_What is asked_. State how many lines of the data contain the word "JSON", and write nothing besides the number.

_Records supplied_.
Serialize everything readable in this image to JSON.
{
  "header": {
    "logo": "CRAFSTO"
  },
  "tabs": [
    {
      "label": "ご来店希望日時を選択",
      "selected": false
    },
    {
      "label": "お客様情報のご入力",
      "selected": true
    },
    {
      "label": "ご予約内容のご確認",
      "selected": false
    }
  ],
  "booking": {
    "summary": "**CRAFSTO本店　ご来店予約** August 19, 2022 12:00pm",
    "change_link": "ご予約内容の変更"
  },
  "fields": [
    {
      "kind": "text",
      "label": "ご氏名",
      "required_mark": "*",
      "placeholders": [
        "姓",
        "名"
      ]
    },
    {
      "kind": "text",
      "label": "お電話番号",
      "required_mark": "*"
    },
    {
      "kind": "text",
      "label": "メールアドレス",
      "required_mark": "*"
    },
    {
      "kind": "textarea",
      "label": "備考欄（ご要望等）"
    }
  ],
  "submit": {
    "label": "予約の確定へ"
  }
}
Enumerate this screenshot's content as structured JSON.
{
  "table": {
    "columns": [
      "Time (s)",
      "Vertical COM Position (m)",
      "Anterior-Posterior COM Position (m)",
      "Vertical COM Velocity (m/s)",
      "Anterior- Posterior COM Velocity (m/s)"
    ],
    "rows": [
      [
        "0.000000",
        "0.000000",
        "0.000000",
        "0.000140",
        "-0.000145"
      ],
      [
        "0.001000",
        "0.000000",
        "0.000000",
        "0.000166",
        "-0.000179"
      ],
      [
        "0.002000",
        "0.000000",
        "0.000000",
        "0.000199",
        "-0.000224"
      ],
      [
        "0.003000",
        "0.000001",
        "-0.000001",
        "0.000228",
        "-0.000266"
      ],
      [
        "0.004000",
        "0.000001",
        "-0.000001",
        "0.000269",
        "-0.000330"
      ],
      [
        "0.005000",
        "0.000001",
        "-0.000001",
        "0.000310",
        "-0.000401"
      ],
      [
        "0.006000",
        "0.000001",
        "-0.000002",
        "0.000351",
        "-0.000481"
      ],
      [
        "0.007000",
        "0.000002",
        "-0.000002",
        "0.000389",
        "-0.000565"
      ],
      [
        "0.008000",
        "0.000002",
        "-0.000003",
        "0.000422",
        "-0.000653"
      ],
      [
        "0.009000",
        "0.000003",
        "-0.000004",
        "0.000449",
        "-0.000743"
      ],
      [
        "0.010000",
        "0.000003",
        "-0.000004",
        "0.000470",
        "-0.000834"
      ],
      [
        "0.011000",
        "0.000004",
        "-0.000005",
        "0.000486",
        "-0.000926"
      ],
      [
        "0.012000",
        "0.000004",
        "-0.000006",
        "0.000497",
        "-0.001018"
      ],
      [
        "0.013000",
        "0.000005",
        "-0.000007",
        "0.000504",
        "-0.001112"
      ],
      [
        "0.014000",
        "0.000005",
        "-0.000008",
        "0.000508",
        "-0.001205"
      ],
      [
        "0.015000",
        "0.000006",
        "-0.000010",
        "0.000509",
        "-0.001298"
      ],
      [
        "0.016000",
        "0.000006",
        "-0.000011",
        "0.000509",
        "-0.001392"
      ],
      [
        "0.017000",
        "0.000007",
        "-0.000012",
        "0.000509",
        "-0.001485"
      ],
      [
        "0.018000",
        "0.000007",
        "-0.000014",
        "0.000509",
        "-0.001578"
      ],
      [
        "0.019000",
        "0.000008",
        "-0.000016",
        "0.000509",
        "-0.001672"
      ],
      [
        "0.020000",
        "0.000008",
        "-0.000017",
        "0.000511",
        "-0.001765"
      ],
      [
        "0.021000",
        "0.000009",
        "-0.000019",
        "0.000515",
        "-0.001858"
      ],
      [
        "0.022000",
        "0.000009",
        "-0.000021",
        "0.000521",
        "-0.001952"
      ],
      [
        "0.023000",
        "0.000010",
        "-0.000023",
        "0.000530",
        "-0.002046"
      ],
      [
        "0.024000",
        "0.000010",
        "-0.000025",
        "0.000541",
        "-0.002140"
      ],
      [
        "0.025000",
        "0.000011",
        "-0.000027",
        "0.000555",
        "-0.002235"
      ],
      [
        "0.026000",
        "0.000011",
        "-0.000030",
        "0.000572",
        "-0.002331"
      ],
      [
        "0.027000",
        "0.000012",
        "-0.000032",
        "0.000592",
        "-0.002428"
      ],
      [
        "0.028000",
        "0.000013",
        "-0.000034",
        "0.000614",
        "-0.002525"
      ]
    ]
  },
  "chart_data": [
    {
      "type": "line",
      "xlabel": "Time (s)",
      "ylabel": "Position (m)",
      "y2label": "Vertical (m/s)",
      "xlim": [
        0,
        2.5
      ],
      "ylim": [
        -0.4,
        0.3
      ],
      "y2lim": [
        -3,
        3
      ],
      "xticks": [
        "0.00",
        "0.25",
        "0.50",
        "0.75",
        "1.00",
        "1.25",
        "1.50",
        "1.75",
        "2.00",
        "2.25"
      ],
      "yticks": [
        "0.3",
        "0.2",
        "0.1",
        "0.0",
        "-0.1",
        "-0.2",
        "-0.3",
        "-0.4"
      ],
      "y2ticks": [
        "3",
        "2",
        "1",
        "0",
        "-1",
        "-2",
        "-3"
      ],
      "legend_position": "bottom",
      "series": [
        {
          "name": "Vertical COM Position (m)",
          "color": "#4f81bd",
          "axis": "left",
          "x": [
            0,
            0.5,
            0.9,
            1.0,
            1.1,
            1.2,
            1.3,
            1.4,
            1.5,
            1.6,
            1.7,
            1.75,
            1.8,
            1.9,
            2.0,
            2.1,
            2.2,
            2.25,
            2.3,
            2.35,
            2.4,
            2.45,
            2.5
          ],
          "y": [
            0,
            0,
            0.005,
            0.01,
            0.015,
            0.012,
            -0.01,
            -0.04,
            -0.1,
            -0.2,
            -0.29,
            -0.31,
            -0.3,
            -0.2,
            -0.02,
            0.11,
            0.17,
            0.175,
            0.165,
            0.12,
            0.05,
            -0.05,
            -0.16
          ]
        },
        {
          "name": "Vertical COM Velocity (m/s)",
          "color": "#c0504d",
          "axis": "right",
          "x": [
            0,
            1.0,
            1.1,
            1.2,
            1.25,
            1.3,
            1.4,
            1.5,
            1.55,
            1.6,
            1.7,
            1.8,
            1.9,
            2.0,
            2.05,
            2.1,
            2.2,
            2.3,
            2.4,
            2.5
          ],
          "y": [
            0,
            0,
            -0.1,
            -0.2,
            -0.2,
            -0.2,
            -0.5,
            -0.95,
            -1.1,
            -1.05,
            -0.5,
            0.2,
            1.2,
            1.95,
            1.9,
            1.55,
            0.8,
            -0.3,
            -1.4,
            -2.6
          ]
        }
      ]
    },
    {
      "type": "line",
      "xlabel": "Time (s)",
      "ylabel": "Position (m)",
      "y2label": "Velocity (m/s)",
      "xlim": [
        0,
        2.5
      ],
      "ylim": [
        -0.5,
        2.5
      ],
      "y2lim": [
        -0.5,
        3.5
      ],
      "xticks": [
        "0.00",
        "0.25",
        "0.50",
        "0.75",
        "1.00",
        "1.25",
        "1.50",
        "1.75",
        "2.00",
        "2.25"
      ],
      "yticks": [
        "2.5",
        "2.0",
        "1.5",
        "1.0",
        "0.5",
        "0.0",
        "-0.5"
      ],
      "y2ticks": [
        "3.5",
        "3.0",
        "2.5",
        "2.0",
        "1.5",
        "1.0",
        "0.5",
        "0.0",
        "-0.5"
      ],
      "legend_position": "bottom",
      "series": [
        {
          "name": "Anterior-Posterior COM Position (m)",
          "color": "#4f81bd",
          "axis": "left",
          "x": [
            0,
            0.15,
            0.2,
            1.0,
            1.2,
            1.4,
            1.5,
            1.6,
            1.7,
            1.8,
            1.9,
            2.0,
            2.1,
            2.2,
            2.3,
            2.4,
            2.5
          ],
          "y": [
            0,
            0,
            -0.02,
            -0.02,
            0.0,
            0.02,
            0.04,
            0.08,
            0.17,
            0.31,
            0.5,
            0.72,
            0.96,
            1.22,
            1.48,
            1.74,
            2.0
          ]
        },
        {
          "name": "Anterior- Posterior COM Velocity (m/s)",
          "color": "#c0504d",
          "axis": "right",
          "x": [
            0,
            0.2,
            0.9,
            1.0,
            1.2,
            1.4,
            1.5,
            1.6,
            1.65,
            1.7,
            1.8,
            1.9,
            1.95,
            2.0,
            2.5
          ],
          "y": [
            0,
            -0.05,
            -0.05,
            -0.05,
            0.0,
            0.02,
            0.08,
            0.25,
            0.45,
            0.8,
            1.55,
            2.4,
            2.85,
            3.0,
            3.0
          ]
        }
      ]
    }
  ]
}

_Solution to the problem_. 2